- [EXERCISE OBJECTIVE] Collect all the lines that mention the word "四人一个小组".

[Data entries]
◆ ◆ ◆ ◆ ◆

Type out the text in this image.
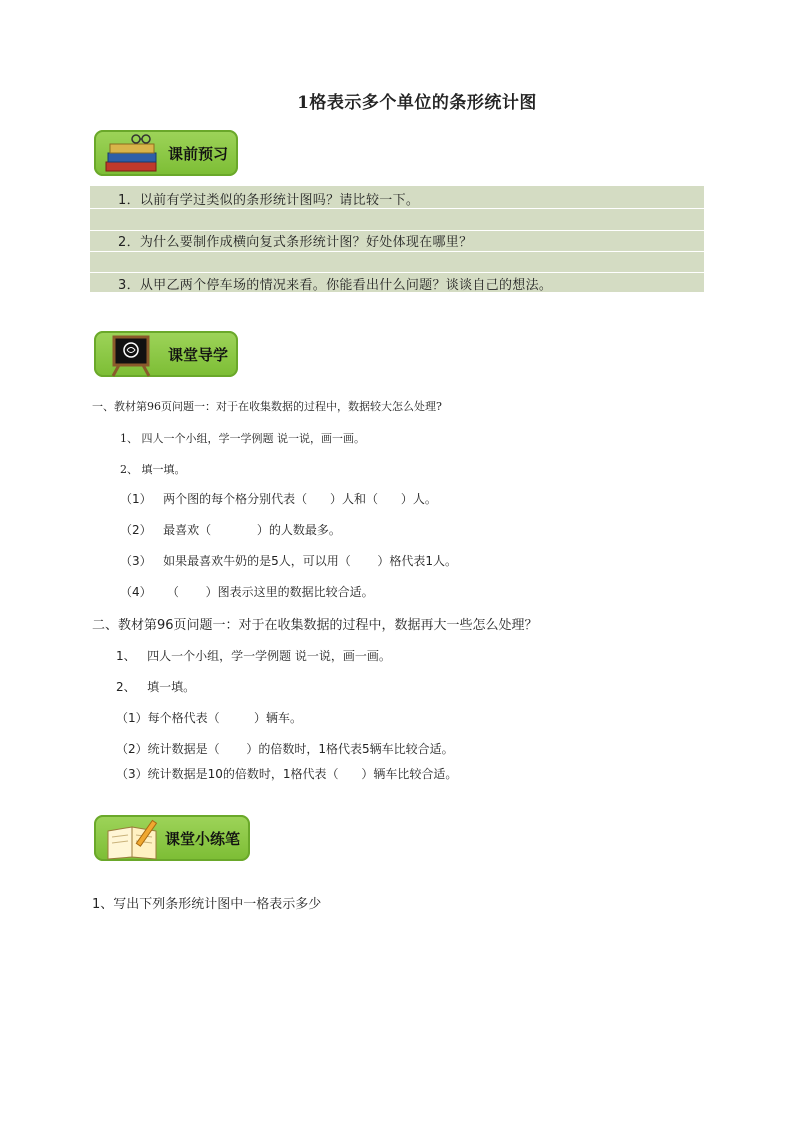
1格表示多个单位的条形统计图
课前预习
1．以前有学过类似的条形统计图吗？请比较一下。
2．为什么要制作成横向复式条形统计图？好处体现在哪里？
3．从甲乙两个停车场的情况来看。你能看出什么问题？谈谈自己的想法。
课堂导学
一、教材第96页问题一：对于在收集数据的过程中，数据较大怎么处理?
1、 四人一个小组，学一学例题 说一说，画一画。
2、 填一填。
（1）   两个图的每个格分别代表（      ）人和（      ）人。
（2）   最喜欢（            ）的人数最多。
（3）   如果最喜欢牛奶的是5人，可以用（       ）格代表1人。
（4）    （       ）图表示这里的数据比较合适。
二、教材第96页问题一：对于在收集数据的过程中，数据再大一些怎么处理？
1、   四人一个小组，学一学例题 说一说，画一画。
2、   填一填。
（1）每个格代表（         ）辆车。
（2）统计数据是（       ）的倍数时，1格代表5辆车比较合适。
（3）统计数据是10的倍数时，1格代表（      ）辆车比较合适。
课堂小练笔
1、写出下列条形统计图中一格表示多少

◆ ◆ ◆ ◆ ◆

- [FINISHED TASK]
1、 四人一个小组，学一学例题 说一说，画一画。
1、   四人一个小组，学一学例题 说一说，画一画。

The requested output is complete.